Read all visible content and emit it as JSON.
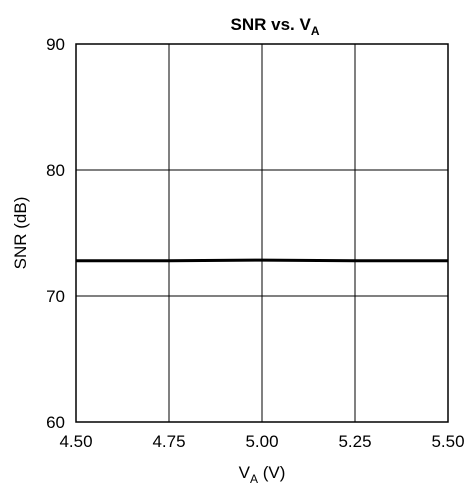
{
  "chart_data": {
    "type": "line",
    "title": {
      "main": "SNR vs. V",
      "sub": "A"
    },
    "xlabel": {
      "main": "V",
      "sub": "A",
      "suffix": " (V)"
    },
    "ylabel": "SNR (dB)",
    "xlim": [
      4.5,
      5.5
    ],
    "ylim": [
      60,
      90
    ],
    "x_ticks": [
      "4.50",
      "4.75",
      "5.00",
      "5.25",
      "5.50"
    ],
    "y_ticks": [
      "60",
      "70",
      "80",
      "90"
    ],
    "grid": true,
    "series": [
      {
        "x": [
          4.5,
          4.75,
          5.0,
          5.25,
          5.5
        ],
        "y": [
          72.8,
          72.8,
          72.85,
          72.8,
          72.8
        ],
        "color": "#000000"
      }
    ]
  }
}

==

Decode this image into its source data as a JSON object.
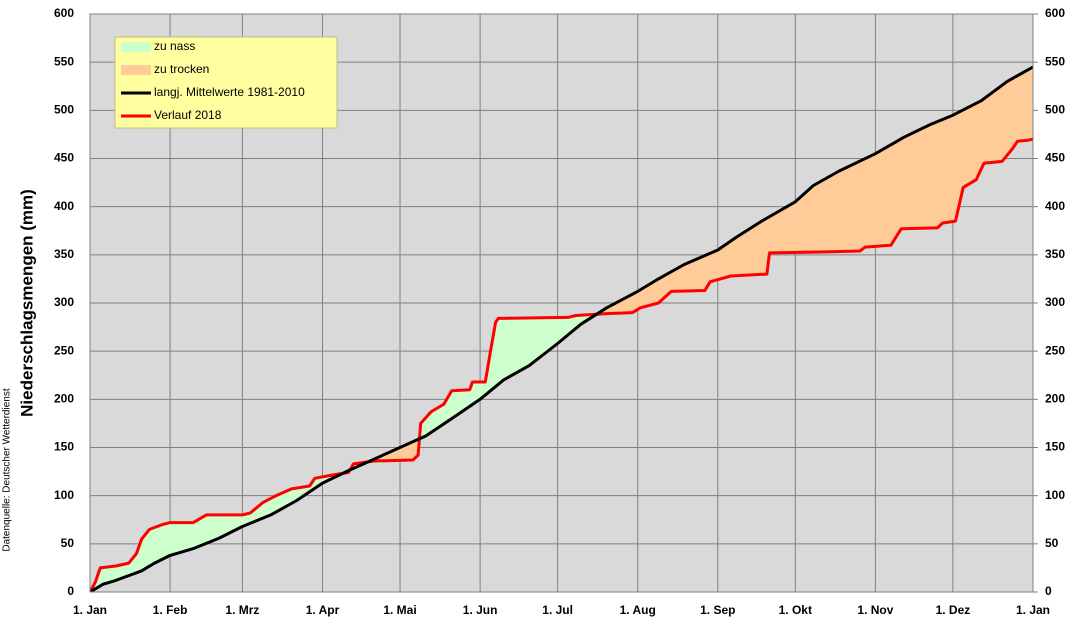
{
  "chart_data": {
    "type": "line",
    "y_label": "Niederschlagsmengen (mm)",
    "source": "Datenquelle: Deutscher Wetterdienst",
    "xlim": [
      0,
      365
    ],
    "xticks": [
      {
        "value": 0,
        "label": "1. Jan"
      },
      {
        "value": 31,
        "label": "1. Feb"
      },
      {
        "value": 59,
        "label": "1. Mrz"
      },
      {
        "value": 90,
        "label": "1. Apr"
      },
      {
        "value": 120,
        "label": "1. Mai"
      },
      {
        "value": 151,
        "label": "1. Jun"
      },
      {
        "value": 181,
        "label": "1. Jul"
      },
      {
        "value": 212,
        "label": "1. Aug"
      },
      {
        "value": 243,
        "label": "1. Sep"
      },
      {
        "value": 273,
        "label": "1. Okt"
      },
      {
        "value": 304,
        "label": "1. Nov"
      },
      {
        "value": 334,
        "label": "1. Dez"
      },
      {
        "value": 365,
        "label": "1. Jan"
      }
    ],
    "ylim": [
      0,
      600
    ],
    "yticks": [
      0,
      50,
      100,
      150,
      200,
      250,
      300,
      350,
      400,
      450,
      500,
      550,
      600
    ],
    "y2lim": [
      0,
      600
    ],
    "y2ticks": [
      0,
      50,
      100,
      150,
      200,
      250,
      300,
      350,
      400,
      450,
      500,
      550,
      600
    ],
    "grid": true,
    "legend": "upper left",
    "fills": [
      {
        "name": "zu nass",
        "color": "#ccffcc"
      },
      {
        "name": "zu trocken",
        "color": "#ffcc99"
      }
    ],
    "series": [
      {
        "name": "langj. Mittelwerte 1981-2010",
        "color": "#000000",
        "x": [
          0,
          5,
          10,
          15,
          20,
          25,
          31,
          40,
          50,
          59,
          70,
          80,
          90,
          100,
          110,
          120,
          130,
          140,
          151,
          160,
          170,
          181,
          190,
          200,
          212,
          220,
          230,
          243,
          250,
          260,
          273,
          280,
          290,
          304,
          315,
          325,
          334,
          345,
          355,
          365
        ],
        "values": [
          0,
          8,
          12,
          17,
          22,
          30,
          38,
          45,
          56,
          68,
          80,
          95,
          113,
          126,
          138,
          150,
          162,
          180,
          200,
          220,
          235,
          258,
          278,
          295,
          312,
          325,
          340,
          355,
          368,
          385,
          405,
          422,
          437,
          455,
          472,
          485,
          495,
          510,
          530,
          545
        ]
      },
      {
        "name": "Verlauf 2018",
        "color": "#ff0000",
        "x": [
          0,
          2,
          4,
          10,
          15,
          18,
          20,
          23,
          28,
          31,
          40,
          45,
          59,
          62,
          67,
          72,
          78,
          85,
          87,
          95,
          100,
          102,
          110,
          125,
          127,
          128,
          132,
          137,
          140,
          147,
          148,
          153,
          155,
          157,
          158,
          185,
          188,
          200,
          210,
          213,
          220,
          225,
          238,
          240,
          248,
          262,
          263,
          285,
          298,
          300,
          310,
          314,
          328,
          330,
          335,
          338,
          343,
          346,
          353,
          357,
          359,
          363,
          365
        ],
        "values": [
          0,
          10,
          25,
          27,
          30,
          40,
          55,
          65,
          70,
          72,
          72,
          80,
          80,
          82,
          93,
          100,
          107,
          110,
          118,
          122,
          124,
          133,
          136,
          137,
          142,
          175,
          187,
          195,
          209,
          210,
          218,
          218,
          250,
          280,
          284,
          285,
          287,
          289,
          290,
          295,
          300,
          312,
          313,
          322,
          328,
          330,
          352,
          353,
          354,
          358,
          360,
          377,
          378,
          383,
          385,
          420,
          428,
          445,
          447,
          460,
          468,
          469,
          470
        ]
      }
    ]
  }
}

**What to produce**
Count every line above that holds the string "JSON" and give the total, nothing more.

**Task result**
2